#### Your instructions
From the listing that follows, output everything exactly except the pictures.

#### Input data
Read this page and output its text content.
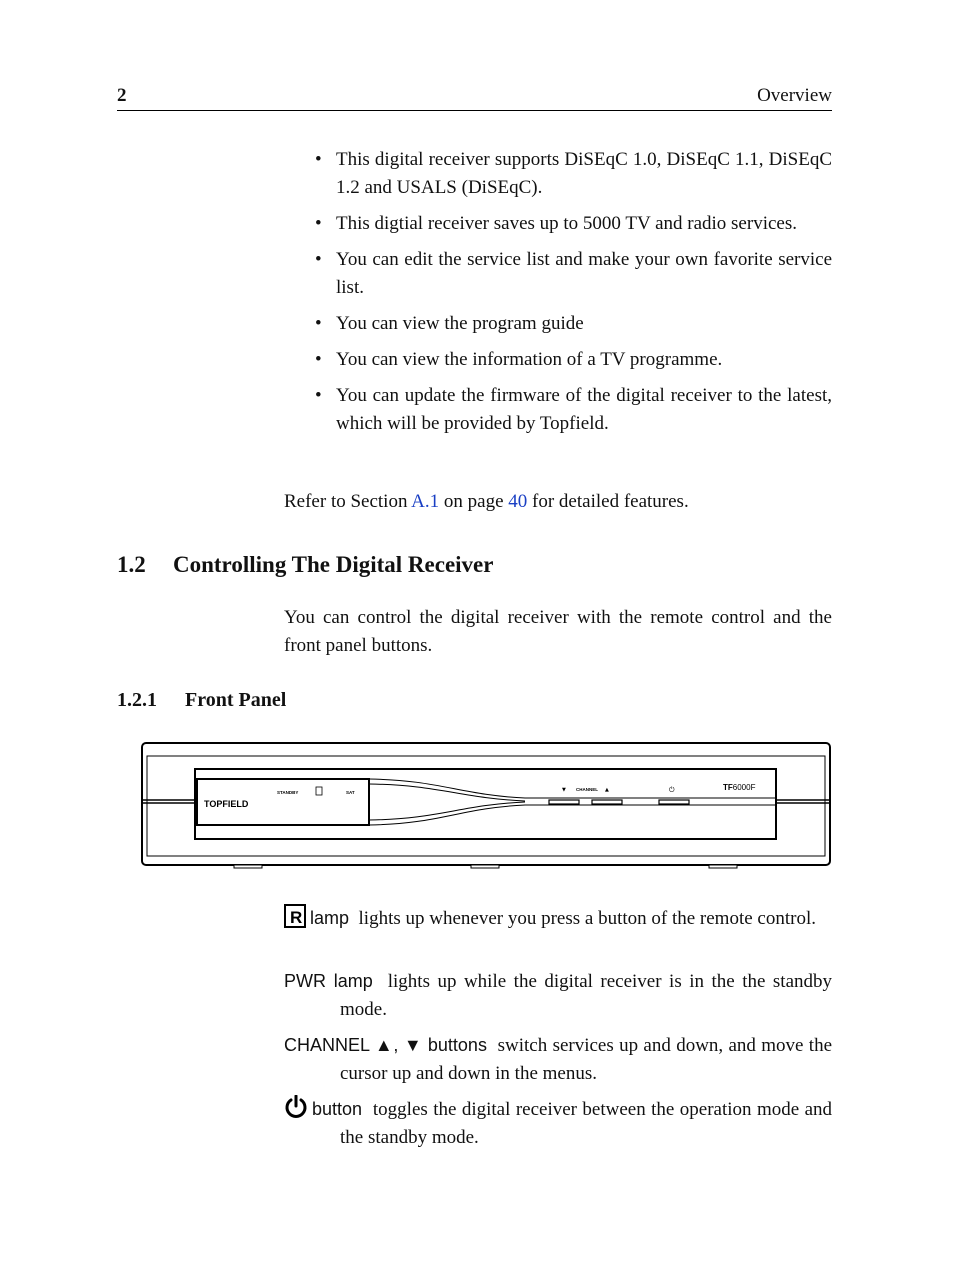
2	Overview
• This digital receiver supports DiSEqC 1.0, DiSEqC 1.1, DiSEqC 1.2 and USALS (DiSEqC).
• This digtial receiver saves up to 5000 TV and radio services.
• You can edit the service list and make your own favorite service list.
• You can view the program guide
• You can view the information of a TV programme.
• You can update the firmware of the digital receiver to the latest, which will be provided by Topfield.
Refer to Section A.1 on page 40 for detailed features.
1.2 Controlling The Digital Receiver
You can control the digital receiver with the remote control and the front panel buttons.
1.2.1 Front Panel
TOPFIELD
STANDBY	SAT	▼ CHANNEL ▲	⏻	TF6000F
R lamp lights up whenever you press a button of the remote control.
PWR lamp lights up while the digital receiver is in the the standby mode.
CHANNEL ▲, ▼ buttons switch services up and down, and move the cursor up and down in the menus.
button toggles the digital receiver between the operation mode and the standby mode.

#### Full response
Read this page and output its text content.
2	Overview
• This digital receiver supports DiSEqC 1.0, DiSEqC 1.1, DiSEqC 1.2 and USALS (DiSEqC).
• This digtial receiver saves up to 5000 TV and radio services.
• You can edit the service list and make your own favorite service list.
• You can view the program guide
• You can view the information of a TV programme.
• You can update the firmware of the digital receiver to the latest, which will be provided by Topfield.
Refer to Section A.1 on page 40 for detailed features.
1.2 Controlling The Digital Receiver
You can control the digital receiver with the remote control and the front panel buttons.
1.2.1 Front Panel
TOPFIELD
STANDBY	SAT	▼ CHANNEL ▲	⏻	TF6000F
R lamp lights up whenever you press a button of the remote control.
PWR lamp lights up while the digital receiver is in the the standby mode.
CHANNEL ▲, ▼ buttons switch services up and down, and move the cursor up and down in the menus.
button toggles the digital receiver between the operation mode and the standby mode.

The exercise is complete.